Task instructions. Isolate every line in the records below with "استان" in it.

Records to process.
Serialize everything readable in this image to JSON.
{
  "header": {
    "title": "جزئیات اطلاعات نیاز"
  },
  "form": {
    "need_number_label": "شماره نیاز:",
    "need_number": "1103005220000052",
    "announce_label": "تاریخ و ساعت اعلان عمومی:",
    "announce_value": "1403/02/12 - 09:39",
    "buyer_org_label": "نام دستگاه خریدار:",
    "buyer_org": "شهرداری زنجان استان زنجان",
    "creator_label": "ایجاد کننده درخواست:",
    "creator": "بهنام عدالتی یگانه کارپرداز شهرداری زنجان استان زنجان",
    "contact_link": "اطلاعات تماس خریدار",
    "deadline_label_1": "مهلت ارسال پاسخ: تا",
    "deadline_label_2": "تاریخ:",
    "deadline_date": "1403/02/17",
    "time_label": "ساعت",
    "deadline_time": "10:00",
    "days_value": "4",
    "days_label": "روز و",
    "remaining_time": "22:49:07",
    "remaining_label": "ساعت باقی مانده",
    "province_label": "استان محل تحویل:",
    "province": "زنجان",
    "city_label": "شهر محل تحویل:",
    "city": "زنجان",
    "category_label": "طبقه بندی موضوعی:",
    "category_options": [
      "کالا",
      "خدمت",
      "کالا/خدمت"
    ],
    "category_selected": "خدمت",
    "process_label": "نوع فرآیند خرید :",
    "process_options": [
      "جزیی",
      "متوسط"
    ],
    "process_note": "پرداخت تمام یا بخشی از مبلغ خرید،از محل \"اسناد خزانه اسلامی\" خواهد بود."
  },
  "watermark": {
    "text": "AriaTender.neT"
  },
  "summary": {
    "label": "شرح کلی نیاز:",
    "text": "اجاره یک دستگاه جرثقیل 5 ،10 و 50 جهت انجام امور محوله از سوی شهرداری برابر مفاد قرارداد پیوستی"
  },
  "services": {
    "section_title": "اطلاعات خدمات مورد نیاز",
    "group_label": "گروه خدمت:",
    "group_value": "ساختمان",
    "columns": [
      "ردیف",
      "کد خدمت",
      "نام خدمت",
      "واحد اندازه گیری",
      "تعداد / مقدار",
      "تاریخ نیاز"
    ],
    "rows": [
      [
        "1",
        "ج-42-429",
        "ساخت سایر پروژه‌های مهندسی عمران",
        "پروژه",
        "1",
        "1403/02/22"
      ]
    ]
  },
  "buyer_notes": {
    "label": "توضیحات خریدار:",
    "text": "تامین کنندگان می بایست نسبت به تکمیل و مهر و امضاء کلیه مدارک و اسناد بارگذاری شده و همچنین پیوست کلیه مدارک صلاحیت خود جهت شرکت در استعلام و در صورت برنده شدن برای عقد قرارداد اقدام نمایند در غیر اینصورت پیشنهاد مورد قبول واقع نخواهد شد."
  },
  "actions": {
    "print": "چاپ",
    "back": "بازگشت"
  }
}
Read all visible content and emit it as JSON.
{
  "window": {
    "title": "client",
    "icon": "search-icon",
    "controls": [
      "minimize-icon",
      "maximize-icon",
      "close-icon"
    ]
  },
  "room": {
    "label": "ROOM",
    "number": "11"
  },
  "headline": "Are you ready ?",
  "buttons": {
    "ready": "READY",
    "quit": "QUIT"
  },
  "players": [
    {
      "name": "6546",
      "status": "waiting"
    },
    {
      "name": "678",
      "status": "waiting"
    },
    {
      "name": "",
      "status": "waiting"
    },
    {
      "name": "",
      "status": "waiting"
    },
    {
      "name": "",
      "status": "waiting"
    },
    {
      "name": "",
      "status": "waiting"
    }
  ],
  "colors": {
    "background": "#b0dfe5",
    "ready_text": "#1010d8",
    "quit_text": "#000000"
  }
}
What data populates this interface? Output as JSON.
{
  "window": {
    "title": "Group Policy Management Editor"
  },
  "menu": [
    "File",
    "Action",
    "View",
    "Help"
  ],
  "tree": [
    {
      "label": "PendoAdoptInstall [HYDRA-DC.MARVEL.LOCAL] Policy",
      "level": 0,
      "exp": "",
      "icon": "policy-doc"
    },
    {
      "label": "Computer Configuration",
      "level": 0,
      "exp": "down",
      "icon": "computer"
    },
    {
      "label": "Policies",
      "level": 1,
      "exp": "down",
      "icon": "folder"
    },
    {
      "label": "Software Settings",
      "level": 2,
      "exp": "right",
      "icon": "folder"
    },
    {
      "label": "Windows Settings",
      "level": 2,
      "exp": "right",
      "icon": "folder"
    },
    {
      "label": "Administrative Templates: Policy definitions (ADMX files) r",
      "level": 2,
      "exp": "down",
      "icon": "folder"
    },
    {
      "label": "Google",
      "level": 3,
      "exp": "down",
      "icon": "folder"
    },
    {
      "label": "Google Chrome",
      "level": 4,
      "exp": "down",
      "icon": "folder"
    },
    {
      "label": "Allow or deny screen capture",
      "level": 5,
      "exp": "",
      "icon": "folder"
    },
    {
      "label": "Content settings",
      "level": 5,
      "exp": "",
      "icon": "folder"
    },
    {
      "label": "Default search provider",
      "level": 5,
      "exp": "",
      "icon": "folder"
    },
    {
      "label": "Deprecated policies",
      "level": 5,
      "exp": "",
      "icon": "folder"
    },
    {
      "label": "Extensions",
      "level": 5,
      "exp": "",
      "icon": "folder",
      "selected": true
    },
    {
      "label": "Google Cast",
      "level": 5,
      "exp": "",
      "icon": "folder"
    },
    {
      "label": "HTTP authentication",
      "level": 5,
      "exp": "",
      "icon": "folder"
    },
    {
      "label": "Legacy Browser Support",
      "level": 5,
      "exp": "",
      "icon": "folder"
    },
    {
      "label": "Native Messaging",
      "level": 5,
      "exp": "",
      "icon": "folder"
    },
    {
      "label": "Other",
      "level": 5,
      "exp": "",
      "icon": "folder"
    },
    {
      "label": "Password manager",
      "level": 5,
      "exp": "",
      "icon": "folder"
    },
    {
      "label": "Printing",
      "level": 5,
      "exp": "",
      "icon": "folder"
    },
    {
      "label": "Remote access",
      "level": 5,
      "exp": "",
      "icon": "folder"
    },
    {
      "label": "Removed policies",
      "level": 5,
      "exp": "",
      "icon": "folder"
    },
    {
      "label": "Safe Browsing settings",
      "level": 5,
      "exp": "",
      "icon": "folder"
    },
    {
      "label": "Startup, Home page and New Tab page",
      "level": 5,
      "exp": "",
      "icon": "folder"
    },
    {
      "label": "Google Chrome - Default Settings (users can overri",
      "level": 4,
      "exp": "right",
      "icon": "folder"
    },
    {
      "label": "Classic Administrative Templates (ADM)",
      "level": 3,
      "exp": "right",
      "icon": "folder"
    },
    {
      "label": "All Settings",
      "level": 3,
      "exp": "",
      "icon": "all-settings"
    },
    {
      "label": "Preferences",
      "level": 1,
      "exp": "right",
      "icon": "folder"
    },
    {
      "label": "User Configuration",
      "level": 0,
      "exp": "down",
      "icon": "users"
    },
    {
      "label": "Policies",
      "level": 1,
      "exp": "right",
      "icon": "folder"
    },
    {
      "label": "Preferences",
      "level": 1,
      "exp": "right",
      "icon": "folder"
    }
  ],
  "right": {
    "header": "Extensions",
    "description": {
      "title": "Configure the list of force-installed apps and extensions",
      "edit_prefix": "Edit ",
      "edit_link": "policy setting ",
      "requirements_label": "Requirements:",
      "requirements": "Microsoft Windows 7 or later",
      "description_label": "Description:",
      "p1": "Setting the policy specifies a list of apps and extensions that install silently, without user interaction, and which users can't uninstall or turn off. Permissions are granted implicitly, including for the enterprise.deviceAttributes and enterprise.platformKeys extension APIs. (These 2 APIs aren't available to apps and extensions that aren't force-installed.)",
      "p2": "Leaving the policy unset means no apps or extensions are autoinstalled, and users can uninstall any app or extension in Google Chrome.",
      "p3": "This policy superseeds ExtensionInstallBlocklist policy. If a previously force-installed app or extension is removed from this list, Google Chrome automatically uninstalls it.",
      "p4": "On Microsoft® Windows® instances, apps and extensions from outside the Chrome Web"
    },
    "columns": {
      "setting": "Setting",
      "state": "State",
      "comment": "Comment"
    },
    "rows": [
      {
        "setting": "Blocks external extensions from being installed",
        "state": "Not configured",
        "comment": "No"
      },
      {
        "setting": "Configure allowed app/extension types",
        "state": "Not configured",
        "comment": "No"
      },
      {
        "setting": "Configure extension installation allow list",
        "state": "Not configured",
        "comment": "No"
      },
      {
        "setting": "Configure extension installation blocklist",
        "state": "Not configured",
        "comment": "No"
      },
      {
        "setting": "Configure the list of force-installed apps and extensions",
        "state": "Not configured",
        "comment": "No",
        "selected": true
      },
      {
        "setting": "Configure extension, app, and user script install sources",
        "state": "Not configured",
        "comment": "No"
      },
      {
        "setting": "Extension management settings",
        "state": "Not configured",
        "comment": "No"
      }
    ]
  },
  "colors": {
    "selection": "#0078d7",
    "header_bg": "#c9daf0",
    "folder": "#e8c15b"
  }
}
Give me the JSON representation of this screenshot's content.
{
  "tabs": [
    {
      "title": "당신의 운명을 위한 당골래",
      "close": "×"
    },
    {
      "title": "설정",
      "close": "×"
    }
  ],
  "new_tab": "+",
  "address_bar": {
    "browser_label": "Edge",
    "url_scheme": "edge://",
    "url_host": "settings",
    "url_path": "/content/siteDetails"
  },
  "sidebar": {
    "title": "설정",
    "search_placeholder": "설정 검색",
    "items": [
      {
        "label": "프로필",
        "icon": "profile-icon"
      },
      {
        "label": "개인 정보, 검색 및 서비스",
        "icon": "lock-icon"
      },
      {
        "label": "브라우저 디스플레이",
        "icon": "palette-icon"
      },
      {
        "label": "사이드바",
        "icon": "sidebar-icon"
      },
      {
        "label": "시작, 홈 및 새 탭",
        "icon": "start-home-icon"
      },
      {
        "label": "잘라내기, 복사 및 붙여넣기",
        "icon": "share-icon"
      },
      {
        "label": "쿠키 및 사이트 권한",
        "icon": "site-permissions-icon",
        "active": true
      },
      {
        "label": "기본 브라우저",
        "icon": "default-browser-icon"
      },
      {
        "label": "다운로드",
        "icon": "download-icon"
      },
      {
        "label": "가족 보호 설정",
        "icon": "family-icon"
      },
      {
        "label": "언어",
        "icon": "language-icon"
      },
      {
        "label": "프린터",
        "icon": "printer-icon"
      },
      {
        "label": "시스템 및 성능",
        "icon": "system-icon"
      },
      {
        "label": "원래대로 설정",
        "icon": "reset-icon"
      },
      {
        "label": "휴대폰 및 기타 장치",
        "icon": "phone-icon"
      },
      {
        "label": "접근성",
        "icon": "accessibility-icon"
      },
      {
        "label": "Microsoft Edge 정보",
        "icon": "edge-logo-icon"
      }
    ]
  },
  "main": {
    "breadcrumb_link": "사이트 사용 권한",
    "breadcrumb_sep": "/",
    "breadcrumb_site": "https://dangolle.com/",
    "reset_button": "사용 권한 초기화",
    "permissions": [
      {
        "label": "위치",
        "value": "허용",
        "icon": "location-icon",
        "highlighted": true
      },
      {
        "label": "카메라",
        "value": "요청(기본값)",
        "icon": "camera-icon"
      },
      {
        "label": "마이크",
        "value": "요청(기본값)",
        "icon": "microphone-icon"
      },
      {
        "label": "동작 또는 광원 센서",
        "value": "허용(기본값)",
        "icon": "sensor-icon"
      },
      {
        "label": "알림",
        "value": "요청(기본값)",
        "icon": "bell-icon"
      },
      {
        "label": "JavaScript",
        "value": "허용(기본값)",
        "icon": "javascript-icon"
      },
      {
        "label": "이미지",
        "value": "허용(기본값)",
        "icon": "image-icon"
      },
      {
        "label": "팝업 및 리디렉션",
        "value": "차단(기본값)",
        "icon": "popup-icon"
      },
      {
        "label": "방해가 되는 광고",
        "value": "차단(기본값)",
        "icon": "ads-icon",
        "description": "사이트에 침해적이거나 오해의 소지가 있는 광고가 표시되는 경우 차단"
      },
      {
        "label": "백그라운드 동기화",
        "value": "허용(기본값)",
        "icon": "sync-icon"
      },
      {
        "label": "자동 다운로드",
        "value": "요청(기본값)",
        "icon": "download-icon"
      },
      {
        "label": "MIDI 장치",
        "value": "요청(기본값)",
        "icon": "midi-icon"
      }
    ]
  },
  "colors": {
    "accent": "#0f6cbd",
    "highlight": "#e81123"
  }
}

Finished exercise.
    "buyer_org": "شهرداری زنجان استان زنجان",
    "creator": "بهنام عدالتی یگانه کارپرداز شهرداری زنجان استان زنجان",
    "province_label": "استان محل تحویل:",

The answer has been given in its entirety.